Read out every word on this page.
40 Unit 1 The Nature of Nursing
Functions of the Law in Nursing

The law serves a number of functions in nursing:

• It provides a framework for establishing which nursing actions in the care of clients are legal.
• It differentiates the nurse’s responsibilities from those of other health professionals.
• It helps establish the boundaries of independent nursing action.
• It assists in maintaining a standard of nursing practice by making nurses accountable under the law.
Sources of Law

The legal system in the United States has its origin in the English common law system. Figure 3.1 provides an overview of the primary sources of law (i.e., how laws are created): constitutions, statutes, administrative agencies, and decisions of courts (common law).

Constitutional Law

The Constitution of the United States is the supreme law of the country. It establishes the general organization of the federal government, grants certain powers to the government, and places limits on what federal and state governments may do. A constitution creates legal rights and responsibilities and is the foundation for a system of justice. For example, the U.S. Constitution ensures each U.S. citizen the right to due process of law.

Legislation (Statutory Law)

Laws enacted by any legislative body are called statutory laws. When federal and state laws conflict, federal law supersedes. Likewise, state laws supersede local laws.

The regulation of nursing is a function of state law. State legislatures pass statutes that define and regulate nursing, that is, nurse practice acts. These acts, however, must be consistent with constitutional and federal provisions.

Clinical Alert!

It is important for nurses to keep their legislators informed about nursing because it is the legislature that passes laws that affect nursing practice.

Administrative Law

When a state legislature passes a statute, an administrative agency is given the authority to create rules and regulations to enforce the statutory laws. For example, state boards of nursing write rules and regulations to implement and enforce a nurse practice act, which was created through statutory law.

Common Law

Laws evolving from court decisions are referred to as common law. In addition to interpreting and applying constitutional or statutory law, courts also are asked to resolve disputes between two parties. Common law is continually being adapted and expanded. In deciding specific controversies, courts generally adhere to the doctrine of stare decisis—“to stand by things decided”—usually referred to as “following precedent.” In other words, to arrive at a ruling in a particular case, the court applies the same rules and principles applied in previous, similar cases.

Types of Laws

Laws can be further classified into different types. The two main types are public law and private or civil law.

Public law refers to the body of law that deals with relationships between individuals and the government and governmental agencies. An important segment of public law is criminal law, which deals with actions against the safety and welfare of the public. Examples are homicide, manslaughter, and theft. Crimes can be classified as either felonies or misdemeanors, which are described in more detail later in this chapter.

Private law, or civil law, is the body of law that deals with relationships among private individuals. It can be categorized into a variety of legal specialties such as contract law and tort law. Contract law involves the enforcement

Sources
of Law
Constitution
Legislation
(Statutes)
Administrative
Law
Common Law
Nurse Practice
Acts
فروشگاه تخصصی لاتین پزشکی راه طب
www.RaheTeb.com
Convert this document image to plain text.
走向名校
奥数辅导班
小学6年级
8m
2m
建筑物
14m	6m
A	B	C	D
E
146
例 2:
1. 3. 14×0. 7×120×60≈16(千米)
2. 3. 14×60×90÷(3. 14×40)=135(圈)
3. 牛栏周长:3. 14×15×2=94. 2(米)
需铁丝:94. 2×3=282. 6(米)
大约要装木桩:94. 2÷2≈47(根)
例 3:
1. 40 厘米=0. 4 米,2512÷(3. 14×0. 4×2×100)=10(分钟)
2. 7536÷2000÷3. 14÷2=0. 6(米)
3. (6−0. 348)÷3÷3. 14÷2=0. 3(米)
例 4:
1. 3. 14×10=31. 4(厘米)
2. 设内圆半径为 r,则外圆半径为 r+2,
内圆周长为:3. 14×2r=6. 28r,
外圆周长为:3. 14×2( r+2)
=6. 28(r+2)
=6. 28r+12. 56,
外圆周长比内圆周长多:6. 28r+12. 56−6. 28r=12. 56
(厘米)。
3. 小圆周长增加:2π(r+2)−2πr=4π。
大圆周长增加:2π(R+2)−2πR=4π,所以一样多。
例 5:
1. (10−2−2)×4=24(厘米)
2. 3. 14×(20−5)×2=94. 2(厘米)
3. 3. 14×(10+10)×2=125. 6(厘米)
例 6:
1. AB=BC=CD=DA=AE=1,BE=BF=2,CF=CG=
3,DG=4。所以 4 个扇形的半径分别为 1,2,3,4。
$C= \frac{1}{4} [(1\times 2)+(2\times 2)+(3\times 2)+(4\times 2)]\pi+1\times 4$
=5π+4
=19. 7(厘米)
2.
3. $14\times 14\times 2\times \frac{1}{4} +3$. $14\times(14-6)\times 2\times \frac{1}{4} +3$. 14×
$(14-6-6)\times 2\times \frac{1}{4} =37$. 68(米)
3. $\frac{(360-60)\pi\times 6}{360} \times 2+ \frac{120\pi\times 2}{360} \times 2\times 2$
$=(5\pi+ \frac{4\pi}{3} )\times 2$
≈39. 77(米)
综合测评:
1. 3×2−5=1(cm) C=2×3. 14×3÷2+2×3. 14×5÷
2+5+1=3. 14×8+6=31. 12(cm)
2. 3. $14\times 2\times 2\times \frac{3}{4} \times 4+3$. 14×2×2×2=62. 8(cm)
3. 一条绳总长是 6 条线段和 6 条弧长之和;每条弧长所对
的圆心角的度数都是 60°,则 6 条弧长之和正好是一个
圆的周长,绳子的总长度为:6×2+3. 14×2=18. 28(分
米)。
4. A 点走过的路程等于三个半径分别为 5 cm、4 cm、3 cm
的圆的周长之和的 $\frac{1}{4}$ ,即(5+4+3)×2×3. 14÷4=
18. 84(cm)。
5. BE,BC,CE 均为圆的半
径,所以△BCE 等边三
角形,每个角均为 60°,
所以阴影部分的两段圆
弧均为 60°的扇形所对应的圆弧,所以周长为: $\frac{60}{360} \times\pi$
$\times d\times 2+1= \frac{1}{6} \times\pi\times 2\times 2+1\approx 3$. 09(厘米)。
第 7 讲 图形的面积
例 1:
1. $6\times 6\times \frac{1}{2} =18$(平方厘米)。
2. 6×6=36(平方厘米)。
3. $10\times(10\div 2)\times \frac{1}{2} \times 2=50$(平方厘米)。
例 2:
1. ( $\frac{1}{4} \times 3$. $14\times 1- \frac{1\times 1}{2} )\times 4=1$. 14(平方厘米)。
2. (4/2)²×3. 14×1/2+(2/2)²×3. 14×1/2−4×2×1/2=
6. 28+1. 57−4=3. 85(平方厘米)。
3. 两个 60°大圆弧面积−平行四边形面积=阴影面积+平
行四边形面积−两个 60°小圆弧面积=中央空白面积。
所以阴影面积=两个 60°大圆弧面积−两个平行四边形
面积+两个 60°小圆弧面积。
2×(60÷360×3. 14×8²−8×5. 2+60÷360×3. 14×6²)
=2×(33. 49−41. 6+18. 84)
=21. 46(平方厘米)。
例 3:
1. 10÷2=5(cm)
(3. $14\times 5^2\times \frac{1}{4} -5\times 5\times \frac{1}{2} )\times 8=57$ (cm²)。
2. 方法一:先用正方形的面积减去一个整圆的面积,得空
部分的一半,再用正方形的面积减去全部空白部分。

····················

Requirement: Return only those lines of the records that contain the string "大圆弧面积".

Task solution:
3. 两个 60°大圆弧面积−平行四边形面积=阴影面积+平
所以阴影面积=两个 60°大圆弧面积−两个平行四边形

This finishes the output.